• **INSTRUCTIONS TO FOLLOW**:
Transcribe all of the records precisely as they are presented.

• **DATA IN THIS EXERCISE**:
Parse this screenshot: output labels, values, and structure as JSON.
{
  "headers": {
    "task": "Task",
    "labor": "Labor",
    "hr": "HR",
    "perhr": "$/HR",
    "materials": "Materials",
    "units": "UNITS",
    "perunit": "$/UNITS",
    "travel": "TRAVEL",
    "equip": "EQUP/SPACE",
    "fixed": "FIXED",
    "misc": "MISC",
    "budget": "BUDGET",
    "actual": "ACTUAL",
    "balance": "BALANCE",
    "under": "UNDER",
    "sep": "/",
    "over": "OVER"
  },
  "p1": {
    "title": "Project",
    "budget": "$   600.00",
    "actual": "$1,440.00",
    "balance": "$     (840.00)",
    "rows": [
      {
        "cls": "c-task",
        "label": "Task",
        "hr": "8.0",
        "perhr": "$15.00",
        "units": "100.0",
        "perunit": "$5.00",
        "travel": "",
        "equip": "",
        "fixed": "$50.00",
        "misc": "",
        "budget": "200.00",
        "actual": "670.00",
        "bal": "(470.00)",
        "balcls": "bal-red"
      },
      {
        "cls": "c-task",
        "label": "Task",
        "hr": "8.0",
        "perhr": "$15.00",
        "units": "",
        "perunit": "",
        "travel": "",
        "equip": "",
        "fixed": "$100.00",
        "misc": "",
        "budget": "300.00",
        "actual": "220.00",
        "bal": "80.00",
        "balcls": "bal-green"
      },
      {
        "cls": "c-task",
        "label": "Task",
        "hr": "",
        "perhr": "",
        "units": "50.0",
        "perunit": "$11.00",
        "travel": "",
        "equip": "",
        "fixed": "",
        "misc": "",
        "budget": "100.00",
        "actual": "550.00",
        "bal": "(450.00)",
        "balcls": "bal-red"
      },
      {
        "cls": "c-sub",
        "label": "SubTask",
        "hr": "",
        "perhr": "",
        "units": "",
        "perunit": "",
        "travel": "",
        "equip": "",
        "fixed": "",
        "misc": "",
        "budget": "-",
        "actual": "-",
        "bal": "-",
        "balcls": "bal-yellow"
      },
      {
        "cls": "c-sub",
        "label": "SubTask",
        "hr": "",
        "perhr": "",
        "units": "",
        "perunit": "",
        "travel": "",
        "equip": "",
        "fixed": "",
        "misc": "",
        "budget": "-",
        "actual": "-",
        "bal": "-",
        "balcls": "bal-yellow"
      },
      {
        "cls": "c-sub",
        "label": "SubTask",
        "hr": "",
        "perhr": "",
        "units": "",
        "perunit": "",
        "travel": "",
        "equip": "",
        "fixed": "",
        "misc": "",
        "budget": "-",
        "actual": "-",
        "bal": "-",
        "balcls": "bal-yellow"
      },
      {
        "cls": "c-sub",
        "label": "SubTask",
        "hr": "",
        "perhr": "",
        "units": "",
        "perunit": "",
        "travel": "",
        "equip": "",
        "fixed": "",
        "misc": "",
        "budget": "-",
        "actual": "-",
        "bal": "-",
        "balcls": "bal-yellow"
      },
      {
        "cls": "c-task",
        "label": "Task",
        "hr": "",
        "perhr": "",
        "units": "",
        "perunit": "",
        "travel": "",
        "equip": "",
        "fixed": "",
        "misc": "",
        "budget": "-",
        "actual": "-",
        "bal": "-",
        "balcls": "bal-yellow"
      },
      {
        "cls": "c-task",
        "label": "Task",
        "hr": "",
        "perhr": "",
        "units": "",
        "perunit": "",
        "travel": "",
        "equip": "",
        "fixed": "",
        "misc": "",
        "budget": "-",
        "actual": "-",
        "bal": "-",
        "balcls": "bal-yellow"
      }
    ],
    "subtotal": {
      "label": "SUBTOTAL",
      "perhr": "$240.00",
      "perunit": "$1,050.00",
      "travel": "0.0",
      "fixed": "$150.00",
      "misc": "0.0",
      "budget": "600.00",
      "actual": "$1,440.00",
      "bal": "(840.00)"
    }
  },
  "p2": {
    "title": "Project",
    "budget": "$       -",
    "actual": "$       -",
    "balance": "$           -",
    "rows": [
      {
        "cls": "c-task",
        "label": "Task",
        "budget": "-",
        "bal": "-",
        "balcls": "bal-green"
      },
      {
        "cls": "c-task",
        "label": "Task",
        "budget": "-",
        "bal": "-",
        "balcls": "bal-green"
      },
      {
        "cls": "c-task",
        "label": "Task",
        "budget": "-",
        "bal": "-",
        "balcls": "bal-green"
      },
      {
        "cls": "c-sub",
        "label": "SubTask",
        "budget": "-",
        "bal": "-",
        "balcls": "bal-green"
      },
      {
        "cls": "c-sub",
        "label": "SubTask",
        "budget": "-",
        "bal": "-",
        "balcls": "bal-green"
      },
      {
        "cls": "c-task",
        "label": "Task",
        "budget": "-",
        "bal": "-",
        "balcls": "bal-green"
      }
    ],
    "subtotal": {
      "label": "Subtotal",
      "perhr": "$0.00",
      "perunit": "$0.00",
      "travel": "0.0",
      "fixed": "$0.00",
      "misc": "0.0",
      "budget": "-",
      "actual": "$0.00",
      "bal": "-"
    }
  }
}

• **WRITTEN ANSWER**:
Parse this screenshot: output labels, values, and structure as JSON.
{
  "headers": {
    "task": "Task",
    "labor": "Labor",
    "hr": "HR",
    "perhr": "$/HR",
    "materials": "Materials",
    "units": "UNITS",
    "perunit": "$/UNITS",
    "travel": "TRAVEL",
    "equip": "EQUP/SPACE",
    "fixed": "FIXED",
    "misc": "MISC",
    "budget": "BUDGET",
    "actual": "ACTUAL",
    "balance": "BALANCE",
    "under": "UNDER",
    "sep": "/",
    "over": "OVER"
  },
  "p1": {
    "title": "Project",
    "budget": "$   600.00",
    "actual": "$1,440.00",
    "balance": "$     (840.00)",
    "rows": [
      {
        "cls": "c-task",
        "label": "Task",
        "hr": "8.0",
        "perhr": "$15.00",
        "units": "100.0",
        "perunit": "$5.00",
        "travel": "",
        "equip": "",
        "fixed": "$50.00",
        "misc": "",
        "budget": "200.00",
        "actual": "670.00",
        "bal": "(470.00)",
        "balcls": "bal-red"
      },
      {
        "cls": "c-task",
        "label": "Task",
        "hr": "8.0",
        "perhr": "$15.00",
        "units": "",
        "perunit": "",
        "travel": "",
        "equip": "",
        "fixed": "$100.00",
        "misc": "",
        "budget": "300.00",
        "actual": "220.00",
        "bal": "80.00",
        "balcls": "bal-green"
      },
      {
        "cls": "c-task",
        "label": "Task",
        "hr": "",
        "perhr": "",
        "units": "50.0",
        "perunit": "$11.00",
        "travel": "",
        "equip": "",
        "fixed": "",
        "misc": "",
        "budget": "100.00",
        "actual": "550.00",
        "bal": "(450.00)",
        "balcls": "bal-red"
      },
      {
        "cls": "c-sub",
        "label": "SubTask",
        "hr": "",
        "perhr": "",
        "units": "",
        "perunit": "",
        "travel": "",
        "equip": "",
        "fixed": "",
        "misc": "",
        "budget": "-",
        "actual": "-",
        "bal": "-",
        "balcls": "bal-yellow"
      },
      {
        "cls": "c-sub",
        "label": "SubTask",
        "hr": "",
        "perhr": "",
        "units": "",
        "perunit": "",
        "travel": "",
        "equip": "",
        "fixed": "",
        "misc": "",
        "budget": "-",
        "actual": "-",
        "bal": "-",
        "balcls": "bal-yellow"
      },
      {
        "cls": "c-sub",
        "label": "SubTask",
        "hr": "",
        "perhr": "",
        "units": "",
        "perunit": "",
        "travel": "",
        "equip": "",
        "fixed": "",
        "misc": "",
        "budget": "-",
        "actual": "-",
        "bal": "-",
        "balcls": "bal-yellow"
      },
      {
        "cls": "c-sub",
        "label": "SubTask",
        "hr": "",
        "perhr": "",
        "units": "",
        "perunit": "",
        "travel": "",
        "equip": "",
        "fixed": "",
        "misc": "",
        "budget": "-",
        "actual": "-",
        "bal": "-",
        "balcls": "bal-yellow"
      },
      {
        "cls": "c-task",
        "label": "Task",
        "hr": "",
        "perhr": "",
        "units": "",
        "perunit": "",
        "travel": "",
        "equip": "",
        "fixed": "",
        "misc": "",
        "budget": "-",
        "actual": "-",
        "bal": "-",
        "balcls": "bal-yellow"
      },
      {
        "cls": "c-task",
        "label": "Task",
        "hr": "",
        "perhr": "",
        "units": "",
        "perunit": "",
        "travel": "",
        "equip": "",
        "fixed": "",
        "misc": "",
        "budget": "-",
        "actual": "-",
        "bal": "-",
        "balcls": "bal-yellow"
      }
    ],
    "subtotal": {
      "label": "SUBTOTAL",
      "perhr": "$240.00",
      "perunit": "$1,050.00",
      "travel": "0.0",
      "fixed": "$150.00",
      "misc": "0.0",
      "budget": "600.00",
      "actual": "$1,440.00",
      "bal": "(840.00)"
    }
  },
  "p2": {
    "title": "Project",
    "budget": "$       -",
    "actual": "$       -",
    "balance": "$           -",
    "rows": [
      {
        "cls": "c-task",
        "label": "Task",
        "budget": "-",
        "bal": "-",
        "balcls": "bal-green"
      },
      {
        "cls": "c-task",
        "label": "Task",
        "budget": "-",
        "bal": "-",
        "balcls": "bal-green"
      },
      {
        "cls": "c-task",
        "label": "Task",
        "budget": "-",
        "bal": "-",
        "balcls": "bal-green"
      },
      {
        "cls": "c-sub",
        "label": "SubTask",
        "budget": "-",
        "bal": "-",
        "balcls": "bal-green"
      },
      {
        "cls": "c-sub",
        "label": "SubTask",
        "budget": "-",
        "bal": "-",
        "balcls": "bal-green"
      },
      {
        "cls": "c-task",
        "label": "Task",
        "budget": "-",
        "bal": "-",
        "balcls": "bal-green"
      }
    ],
    "subtotal": {
      "label": "Subtotal",
      "perhr": "$0.00",
      "perunit": "$0.00",
      "travel": "0.0",
      "fixed": "$0.00",
      "misc": "0.0",
      "budget": "-",
      "actual": "$0.00",
      "bal": "-"
    }
  }
}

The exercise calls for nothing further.